## Information provided
= = = = = = =

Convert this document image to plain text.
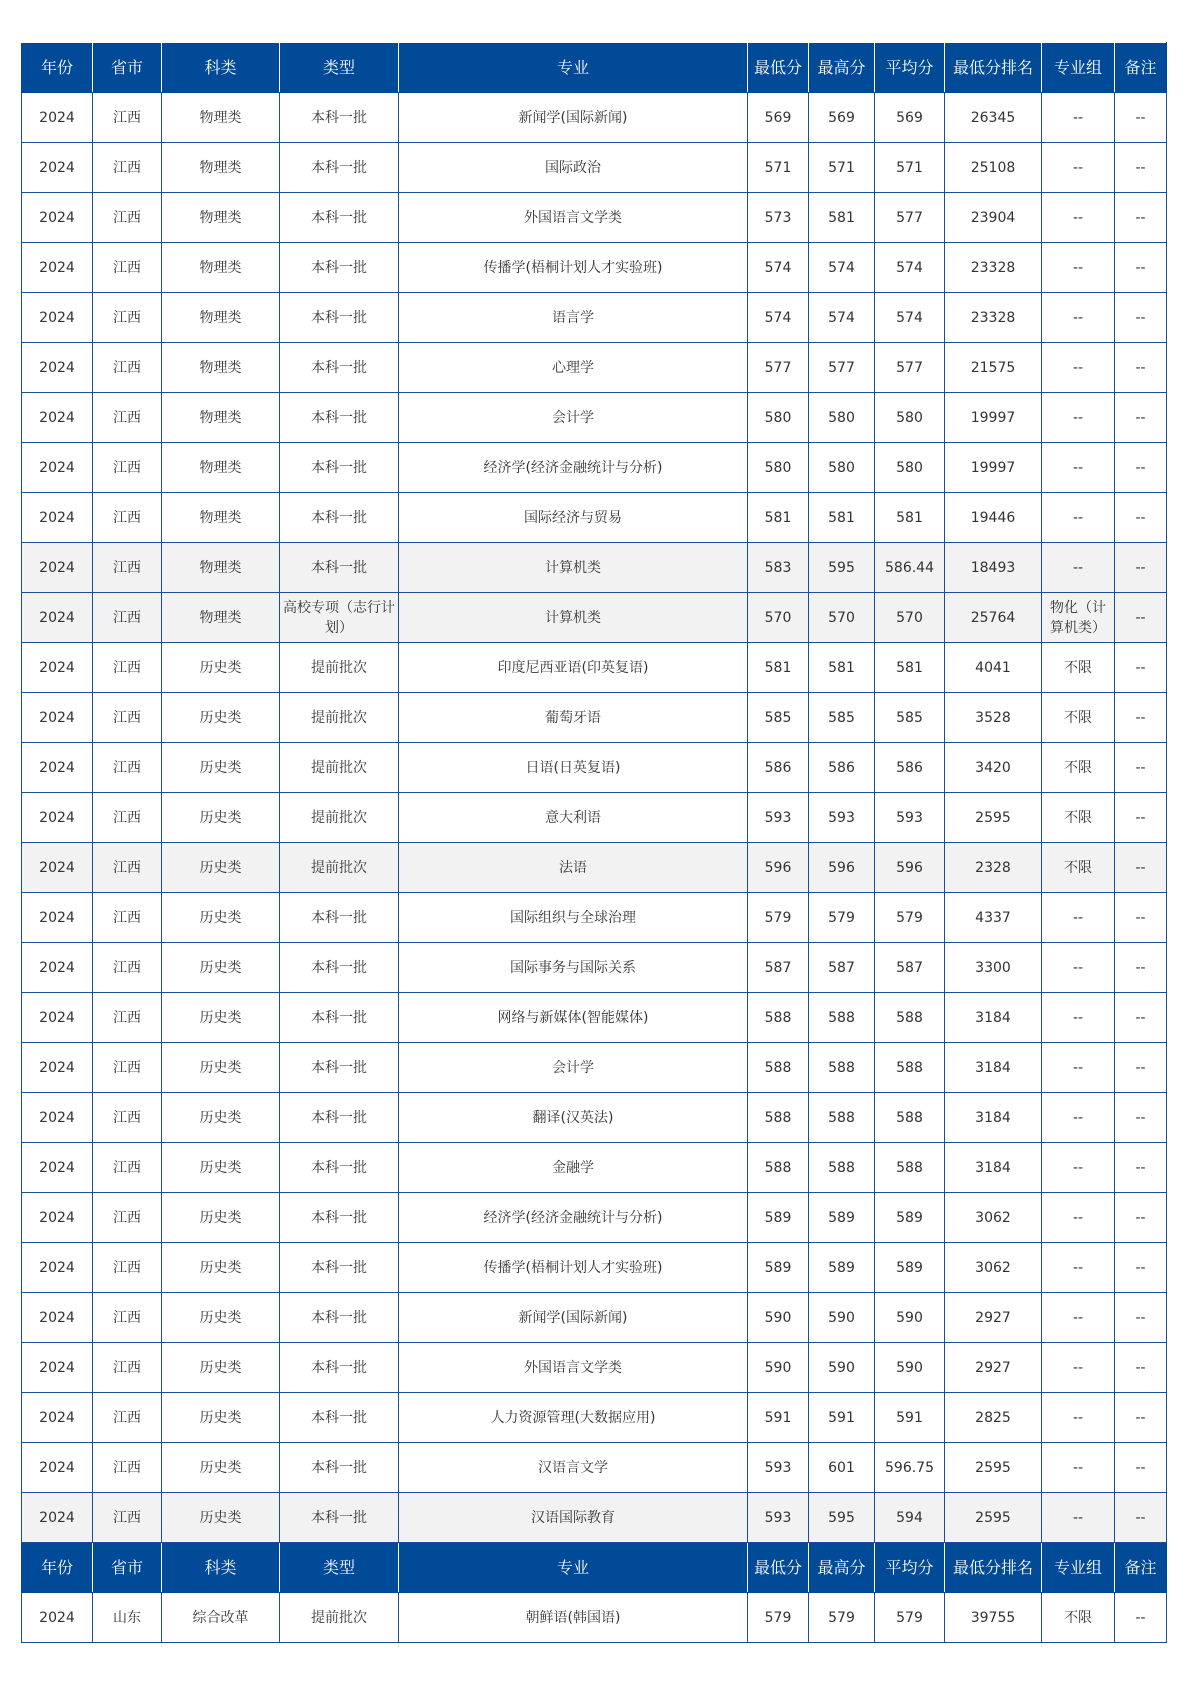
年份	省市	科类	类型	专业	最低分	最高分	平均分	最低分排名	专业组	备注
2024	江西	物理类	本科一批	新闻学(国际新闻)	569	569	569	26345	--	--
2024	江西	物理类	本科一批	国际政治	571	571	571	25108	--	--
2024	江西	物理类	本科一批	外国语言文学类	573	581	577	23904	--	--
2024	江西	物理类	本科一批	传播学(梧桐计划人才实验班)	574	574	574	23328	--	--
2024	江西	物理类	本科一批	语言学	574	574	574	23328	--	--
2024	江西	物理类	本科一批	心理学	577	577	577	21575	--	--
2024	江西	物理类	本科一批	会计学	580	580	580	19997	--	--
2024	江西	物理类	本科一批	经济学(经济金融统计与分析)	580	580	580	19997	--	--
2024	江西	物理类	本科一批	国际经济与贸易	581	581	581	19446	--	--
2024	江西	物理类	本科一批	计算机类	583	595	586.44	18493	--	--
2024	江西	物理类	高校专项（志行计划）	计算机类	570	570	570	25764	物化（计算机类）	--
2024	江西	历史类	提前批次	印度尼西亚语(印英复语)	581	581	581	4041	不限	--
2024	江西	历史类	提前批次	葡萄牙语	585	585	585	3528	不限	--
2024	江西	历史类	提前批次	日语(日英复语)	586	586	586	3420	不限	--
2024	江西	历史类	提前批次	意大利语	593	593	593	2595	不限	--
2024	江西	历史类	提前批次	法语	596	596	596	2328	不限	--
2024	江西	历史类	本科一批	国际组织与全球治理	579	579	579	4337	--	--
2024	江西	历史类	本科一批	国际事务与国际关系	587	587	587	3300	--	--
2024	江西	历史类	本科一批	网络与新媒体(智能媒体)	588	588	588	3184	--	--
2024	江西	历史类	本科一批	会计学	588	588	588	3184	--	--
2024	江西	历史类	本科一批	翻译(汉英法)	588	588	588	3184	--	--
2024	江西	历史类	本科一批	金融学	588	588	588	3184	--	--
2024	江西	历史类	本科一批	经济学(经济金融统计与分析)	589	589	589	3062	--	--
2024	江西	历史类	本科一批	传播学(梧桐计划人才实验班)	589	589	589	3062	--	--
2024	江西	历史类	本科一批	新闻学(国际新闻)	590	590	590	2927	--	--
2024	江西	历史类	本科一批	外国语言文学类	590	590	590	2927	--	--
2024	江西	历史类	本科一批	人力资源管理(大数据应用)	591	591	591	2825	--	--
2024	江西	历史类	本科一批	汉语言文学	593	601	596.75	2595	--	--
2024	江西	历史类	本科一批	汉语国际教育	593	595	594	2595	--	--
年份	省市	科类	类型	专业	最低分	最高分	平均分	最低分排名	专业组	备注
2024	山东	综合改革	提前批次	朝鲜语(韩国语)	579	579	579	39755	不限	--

= = = = = = =

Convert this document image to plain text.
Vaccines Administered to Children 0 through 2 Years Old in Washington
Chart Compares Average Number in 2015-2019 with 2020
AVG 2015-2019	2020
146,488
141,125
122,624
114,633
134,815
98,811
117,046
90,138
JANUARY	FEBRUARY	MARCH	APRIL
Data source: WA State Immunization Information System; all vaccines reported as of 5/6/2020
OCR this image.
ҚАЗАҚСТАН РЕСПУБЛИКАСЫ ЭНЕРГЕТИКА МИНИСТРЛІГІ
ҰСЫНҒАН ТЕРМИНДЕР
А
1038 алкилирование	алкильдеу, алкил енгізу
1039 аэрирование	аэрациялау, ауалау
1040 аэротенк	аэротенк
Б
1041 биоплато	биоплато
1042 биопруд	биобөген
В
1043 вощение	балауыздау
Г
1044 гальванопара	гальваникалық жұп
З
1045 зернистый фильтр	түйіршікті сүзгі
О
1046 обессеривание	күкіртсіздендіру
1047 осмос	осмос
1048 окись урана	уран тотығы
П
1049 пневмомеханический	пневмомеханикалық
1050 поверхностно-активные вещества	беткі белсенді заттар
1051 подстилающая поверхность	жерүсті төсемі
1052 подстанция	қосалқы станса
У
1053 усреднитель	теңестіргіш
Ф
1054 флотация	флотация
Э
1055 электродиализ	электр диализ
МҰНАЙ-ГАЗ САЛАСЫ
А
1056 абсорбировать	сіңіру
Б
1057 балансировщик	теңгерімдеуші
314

= = = = = = =

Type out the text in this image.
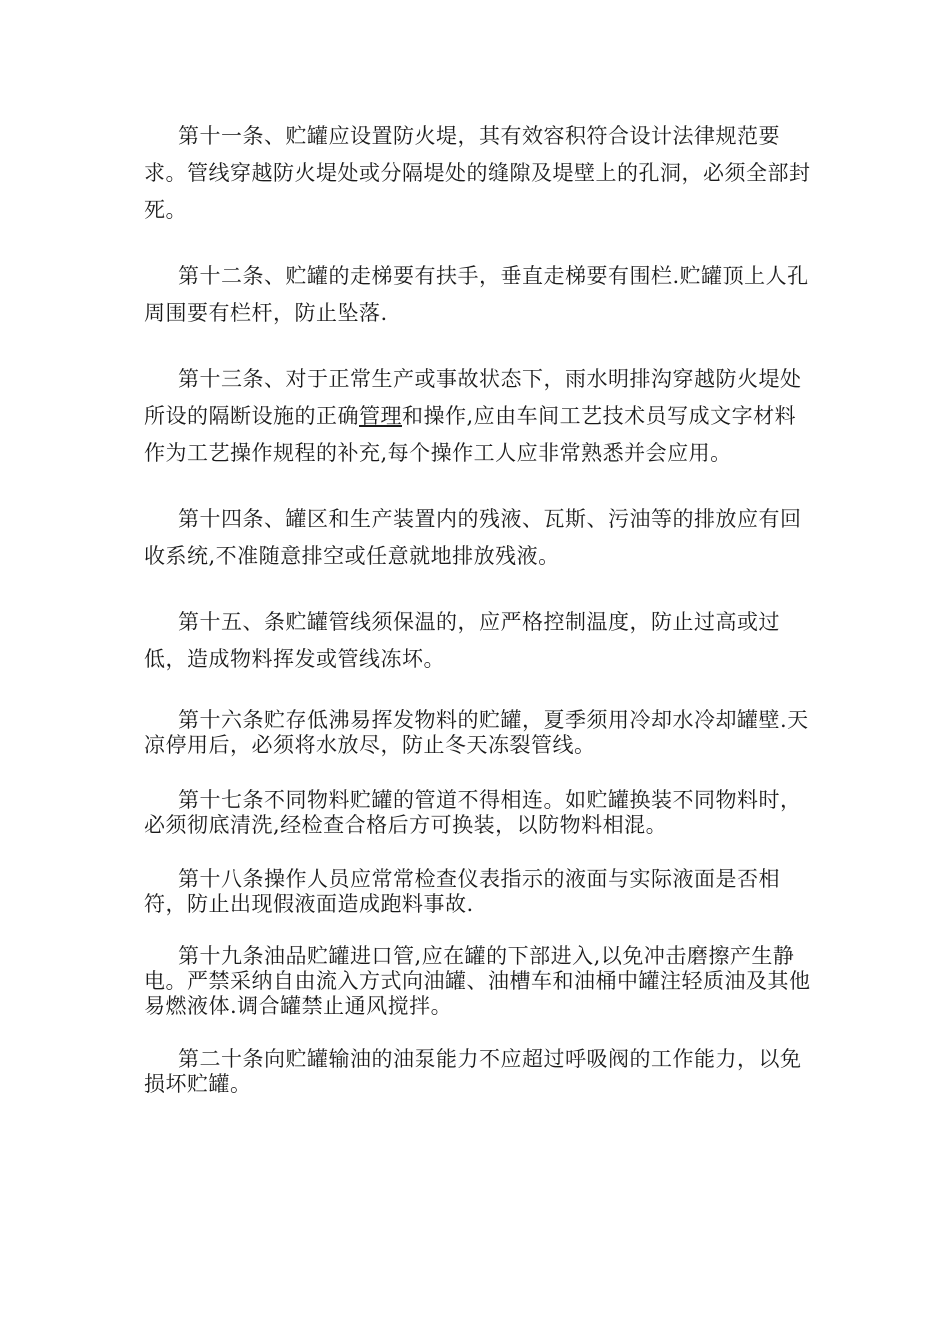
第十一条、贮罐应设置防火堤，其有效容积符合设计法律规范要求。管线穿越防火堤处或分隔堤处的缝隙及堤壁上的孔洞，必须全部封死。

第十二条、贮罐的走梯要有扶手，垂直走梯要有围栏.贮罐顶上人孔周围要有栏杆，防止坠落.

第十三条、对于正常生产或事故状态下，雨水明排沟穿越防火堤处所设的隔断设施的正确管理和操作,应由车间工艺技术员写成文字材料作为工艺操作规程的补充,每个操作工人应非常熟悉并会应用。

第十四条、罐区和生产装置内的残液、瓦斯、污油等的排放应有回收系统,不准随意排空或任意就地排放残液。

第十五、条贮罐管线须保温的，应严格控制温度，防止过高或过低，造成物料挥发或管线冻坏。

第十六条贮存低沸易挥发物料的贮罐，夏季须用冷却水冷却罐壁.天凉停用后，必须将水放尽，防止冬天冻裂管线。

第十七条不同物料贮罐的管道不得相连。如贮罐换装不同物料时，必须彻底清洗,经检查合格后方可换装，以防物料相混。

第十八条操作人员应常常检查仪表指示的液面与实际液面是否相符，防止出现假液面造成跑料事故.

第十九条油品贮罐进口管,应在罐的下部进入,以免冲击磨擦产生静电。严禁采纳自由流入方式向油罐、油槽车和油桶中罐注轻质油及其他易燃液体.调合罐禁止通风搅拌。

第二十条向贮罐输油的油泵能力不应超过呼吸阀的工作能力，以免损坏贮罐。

= = = = = = =

## Problem requirements
Each line that has the word "image" should be copied.

## Complete output
Convert this document image to plain text.
Convert this document image to plain text.
OCR this image.
Type out the text in this image.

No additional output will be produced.